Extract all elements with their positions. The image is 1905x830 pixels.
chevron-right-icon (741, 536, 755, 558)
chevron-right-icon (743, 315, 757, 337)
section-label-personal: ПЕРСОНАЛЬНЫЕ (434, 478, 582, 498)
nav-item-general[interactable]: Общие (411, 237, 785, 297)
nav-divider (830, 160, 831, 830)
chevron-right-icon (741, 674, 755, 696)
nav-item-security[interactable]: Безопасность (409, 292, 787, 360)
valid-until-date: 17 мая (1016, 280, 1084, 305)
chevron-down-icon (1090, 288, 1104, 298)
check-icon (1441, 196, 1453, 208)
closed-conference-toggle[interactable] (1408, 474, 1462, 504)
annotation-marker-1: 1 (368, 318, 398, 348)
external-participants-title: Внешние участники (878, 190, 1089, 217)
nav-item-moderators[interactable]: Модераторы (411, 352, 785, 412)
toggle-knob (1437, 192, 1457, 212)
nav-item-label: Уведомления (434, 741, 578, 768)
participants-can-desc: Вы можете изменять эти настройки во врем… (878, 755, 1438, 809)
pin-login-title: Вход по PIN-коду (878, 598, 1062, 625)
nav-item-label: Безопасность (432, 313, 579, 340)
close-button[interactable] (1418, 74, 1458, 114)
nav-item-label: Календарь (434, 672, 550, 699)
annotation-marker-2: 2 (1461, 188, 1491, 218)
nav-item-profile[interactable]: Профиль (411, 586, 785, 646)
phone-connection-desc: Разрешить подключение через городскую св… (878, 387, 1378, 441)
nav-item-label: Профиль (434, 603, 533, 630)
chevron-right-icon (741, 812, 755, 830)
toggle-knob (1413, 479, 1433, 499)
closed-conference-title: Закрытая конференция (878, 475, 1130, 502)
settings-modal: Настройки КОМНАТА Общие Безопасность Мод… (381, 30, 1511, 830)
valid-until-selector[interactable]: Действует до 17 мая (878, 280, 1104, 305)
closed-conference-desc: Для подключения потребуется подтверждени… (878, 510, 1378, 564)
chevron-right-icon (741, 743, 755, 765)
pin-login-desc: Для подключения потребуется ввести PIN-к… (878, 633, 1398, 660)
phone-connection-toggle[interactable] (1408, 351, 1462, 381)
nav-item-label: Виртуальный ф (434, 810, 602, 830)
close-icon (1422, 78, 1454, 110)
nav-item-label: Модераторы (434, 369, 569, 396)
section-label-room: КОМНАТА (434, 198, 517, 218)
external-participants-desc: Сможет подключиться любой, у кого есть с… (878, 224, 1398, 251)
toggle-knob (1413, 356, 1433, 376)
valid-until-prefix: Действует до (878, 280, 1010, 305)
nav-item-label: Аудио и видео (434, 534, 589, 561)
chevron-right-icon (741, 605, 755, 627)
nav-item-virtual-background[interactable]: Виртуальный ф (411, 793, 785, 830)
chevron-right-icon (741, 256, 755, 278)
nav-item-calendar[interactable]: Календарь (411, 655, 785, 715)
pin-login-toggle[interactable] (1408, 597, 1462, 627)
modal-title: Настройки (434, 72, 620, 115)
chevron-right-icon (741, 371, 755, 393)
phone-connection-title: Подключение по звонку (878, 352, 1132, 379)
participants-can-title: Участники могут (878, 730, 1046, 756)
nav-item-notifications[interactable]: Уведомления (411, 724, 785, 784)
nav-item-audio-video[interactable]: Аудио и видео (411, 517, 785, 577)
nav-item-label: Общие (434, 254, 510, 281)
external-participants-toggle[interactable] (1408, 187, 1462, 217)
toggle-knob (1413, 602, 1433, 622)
---
Exercise :: Could you pull every line from the entries above and reproduce each one verbatim, in the same order?

Task response ::
Extract all elements with their positions. The image is 1905x830 pixels.
chevron-right-icon (741, 536, 755, 558)
chevron-right-icon (743, 315, 757, 337)
section-label-personal: ПЕРСОНАЛЬНЫЕ (434, 478, 582, 498)
nav-item-general[interactable]: Общие (411, 237, 785, 297)
nav-divider (830, 160, 831, 830)
chevron-right-icon (741, 674, 755, 696)
nav-item-security[interactable]: Безопасность (409, 292, 787, 360)
valid-until-date: 17 мая (1016, 280, 1084, 305)
chevron-down-icon (1090, 288, 1104, 298)
check-icon (1441, 196, 1453, 208)
closed-conference-toggle[interactable] (1408, 474, 1462, 504)
annotation-marker-1: 1 (368, 318, 398, 348)
external-participants-title: Внешние участники (878, 190, 1089, 217)
nav-item-moderators[interactable]: Модераторы (411, 352, 785, 412)
toggle-knob (1437, 192, 1457, 212)
nav-item-label: Уведомления (434, 741, 578, 768)
participants-can-desc: Вы можете изменять эти настройки во врем… (878, 755, 1438, 809)
pin-login-title: Вход по PIN-коду (878, 598, 1062, 625)
nav-item-label: Безопасность (432, 313, 579, 340)
close-button[interactable] (1418, 74, 1458, 114)
nav-item-label: Календарь (434, 672, 550, 699)
annotation-marker-2: 2 (1461, 188, 1491, 218)
nav-item-profile[interactable]: Профиль (411, 586, 785, 646)
phone-connection-desc: Разрешить подключение через городскую св… (878, 387, 1378, 441)
nav-item-label: Профиль (434, 603, 533, 630)
chevron-right-icon (741, 812, 755, 830)
toggle-knob (1413, 479, 1433, 499)
closed-conference-title: Закрытая конференция (878, 475, 1130, 502)
settings-modal: Настройки КОМНАТА Общие Безопасность Мод… (381, 30, 1511, 830)
valid-until-selector[interactable]: Действует до 17 мая (878, 280, 1104, 305)
closed-conference-desc: Для подключения потребуется подтверждени… (878, 510, 1378, 564)
chevron-right-icon (741, 743, 755, 765)
pin-login-desc: Для подключения потребуется ввести PIN-к… (878, 633, 1398, 660)
phone-connection-toggle[interactable] (1408, 351, 1462, 381)
nav-item-label: Виртуальный ф (434, 810, 602, 830)
close-icon (1422, 78, 1454, 110)
nav-item-label: Модераторы (434, 369, 569, 396)
section-label-room: КОМНАТА (434, 198, 517, 218)
external-participants-desc: Сможет подключиться любой, у кого есть с… (878, 224, 1398, 251)
toggle-knob (1413, 356, 1433, 376)
valid-until-prefix: Действует до (878, 280, 1010, 305)
nav-item-label: Аудио и видео (434, 534, 589, 561)
chevron-right-icon (741, 605, 755, 627)
nav-item-virtual-background[interactable]: Виртуальный ф (411, 793, 785, 830)
chevron-right-icon (741, 256, 755, 278)
nav-item-calendar[interactable]: Календарь (411, 655, 785, 715)
pin-login-toggle[interactable] (1408, 597, 1462, 627)
modal-title: Настройки (434, 72, 620, 115)
chevron-right-icon (741, 371, 755, 393)
phone-connection-title: Подключение по звонку (878, 352, 1132, 379)
participants-can-title: Участники могут (878, 730, 1046, 756)
nav-item-notifications[interactable]: Уведомления (411, 724, 785, 784)
nav-item-audio-video[interactable]: Аудио и видео (411, 517, 785, 577)
nav-item-label: Общие (434, 254, 510, 281)
external-participants-toggle[interactable] (1408, 187, 1462, 217)
toggle-knob (1413, 602, 1433, 622)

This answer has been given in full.